[EXTRACT]
Combinations exert synergy in glucose control and beyond in type 2 diabetes

Presenters: Ralph A. DeFronzo, MD, Chantal Mathieu, MD, PhD, Tina Visbøll, MD, DMSc, and David D’Alessio, MD

Glucose-lowering combinations for type 2 diabetes mellitus should take advantage of complementary mechanisms of action to improve glucose control while minimizing the risk of hypoglycemia and reducing the rate of adverse cardiovascular and renal outcomes, said speakers during a therapeutics symposium.

The rationale for various combinations that include incretins, SGLT2 inhibitors, GLP-1 receptor agonists, and pioglitazone was discussed.

The “ominous octet” in type 2 diabetes that contributes to hyperglycemia consists of decreased insulin secretion, decreased incretin effect, increased lipolysis, increased glucose reabsorption, decreased glucose uptake, neurotransmitter dysfunction, increased hepatic glucose production, and increased glucagon secretion,1 as described by Ralph A. DeFronzo, MD, chief, Diabetes Division, University of Texas Health, San Antonio.

Rational glucose-lowering combinations act synergistically to address these pathophysiologic defects. One such combination is an SGLT2 inhibitor and a GLP-1 receptor agonist.

SGLT2 inhibitors improve insulin sensitivity and increase insulin secretion and beta cell function.2 They function to correct a novel pathophysiologic defect—elevated glucose spillage into the urine—and reverse glucotoxicity as glucose level declines and beta cell function improves with treatment, thereby improving HbA1c.2 They promote weight loss and a decrease in visceral fat.2 Because SGLT2 inhibitors work on the kidney, they complement the action of other antidiabetic agents, said Dr. DeFronzo. They block sodium reabsorption at the level of the kidney and provide protection against major adverse cardiovascular events (MACE) and adverse renal outcomes.3 An added feature is no risk of hypoglycemia with the SGLT2 inhibitors.

[INFORMATION SHOWN]

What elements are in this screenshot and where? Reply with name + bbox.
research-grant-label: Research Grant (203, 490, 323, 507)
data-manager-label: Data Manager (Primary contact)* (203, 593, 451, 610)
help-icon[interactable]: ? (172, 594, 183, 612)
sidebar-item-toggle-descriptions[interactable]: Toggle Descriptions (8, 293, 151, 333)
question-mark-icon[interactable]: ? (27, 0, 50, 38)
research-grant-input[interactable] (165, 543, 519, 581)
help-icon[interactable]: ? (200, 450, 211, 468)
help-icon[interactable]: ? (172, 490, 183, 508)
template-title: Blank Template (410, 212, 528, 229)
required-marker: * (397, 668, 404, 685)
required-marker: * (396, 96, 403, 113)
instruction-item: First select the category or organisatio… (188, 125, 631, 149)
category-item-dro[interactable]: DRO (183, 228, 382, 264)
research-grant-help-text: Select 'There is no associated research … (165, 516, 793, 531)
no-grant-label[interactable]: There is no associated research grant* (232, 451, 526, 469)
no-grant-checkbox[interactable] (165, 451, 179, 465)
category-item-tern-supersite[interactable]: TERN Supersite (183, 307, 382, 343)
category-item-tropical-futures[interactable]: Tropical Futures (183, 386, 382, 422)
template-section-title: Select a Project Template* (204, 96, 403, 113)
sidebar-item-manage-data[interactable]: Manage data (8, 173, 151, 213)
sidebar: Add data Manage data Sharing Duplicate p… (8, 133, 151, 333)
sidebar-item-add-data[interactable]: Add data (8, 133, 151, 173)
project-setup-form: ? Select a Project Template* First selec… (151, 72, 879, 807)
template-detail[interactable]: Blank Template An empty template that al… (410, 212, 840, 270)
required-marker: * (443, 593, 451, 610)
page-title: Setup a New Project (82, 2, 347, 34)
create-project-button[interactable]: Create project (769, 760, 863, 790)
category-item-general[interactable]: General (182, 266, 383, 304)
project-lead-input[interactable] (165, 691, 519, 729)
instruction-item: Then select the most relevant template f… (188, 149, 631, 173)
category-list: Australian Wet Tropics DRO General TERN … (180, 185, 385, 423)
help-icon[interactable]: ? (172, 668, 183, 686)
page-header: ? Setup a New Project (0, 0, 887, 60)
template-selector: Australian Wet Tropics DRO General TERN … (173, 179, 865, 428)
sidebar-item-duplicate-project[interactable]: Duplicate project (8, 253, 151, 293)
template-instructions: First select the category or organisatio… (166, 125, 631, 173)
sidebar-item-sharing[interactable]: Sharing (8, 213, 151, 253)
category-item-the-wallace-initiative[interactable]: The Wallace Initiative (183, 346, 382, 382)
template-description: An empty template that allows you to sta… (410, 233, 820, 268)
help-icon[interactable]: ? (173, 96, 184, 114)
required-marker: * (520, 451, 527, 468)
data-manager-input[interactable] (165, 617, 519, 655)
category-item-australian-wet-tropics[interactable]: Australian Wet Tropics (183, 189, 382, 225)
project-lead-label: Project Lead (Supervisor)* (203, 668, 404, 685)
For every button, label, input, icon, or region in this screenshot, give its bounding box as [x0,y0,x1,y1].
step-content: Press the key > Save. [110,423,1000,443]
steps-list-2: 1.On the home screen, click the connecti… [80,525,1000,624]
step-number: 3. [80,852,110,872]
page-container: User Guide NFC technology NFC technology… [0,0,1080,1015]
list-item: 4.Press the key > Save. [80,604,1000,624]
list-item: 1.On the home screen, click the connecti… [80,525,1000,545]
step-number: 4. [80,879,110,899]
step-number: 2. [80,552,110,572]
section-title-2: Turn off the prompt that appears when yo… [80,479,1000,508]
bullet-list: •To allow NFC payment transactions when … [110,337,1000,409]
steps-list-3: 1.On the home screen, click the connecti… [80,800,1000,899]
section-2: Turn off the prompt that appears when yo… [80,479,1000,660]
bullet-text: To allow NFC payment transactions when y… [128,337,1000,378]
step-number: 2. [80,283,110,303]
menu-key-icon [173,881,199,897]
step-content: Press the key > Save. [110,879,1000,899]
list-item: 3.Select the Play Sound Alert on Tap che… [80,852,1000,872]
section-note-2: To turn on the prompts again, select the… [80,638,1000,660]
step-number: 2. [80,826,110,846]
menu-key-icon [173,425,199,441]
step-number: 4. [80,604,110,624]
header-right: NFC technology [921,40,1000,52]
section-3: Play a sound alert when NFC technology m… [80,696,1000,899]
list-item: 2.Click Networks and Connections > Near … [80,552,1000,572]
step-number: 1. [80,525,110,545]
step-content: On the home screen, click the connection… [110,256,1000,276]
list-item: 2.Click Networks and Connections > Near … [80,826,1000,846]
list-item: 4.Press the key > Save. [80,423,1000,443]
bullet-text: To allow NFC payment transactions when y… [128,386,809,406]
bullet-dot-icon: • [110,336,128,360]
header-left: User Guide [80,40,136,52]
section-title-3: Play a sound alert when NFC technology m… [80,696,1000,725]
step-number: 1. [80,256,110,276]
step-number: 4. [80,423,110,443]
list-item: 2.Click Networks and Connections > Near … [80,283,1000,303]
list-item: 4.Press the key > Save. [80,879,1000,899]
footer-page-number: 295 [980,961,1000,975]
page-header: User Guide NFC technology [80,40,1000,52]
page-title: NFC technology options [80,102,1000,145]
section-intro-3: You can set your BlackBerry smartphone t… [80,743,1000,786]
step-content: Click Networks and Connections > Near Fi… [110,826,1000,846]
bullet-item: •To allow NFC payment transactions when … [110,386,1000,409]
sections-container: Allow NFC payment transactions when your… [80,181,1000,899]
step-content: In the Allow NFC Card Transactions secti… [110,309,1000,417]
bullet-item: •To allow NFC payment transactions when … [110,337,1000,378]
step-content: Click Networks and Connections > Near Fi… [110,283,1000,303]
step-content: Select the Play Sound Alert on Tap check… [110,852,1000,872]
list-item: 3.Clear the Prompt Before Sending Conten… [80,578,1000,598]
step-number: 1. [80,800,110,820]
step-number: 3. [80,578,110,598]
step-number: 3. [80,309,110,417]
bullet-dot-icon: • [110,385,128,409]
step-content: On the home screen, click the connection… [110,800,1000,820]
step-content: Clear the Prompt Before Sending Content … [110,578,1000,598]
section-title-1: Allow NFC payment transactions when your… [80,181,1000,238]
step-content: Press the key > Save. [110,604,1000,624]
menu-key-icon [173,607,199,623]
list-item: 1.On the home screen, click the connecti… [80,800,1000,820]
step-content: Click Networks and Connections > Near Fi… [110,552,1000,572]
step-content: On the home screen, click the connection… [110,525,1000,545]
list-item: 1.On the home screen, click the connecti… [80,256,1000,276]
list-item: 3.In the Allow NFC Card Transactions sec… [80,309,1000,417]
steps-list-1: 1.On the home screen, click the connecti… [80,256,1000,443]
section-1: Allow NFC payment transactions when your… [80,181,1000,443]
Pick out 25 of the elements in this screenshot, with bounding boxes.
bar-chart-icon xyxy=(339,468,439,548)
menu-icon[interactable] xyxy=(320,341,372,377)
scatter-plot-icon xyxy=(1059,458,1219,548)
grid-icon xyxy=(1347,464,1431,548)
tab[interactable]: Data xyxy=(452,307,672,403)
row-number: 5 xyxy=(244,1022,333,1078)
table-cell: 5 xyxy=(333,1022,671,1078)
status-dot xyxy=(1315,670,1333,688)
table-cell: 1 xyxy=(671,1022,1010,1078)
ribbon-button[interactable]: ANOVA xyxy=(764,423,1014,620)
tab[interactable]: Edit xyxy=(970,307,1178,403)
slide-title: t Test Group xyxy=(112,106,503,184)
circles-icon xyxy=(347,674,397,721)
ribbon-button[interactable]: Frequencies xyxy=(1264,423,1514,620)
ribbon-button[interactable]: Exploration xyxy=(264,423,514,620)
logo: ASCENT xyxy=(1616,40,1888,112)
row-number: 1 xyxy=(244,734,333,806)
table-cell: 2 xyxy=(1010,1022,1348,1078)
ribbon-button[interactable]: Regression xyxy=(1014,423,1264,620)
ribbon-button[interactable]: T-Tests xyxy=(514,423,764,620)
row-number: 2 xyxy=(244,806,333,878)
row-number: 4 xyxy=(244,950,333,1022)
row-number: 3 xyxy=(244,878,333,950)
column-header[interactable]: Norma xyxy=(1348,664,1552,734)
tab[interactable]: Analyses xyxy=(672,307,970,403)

[PROBLEMS AND TASKS]
#1 From the symposium summary above, list every defect that makes up the "ominous octet" in type 2 diabetes.
#2 Using the symposium summary above, decide whether each statement agrees with it, and quote the words that settle each one.
(a) SGLT2 inhibitors act on the kidney.
(b) SGLT2 inhibitors carry a risk of hypoglycemia.
(c) Ralph A. DeFronzo heads the Diabetes Division at University of Texas Health, San Antonio.
#3 Translate this sentence from the symposium summary above into Spanish: "Rational glucose-lowering combinations act synergistically to address these pathophysiologic defects."

[ANSWERS TO EACH TASK]
#1
1. Decreased insulin secretion
2. Decreased incretin effect
3. Increased lipolysis
4. Increased glucose reabsorption
5. Decreased glucose uptake
6. Neurotransmitter dysfunction
7. Increased hepatic glucose production
8. Increased glucagon secretion

#2
(a) Yes: "Because SGLT2 inhibitors work on the kidney"
(b) No: "An added feature is no risk of hypoglycemia with the SGLT2 inhibitors."
(c) Yes: "chief, Diabetes Division, University of Texas Health, San Antonio"

#3 Las combinaciones racionales de hipoglucemiantes actúan de forma sinérgica para abordar estos defectos fisiopatológicos.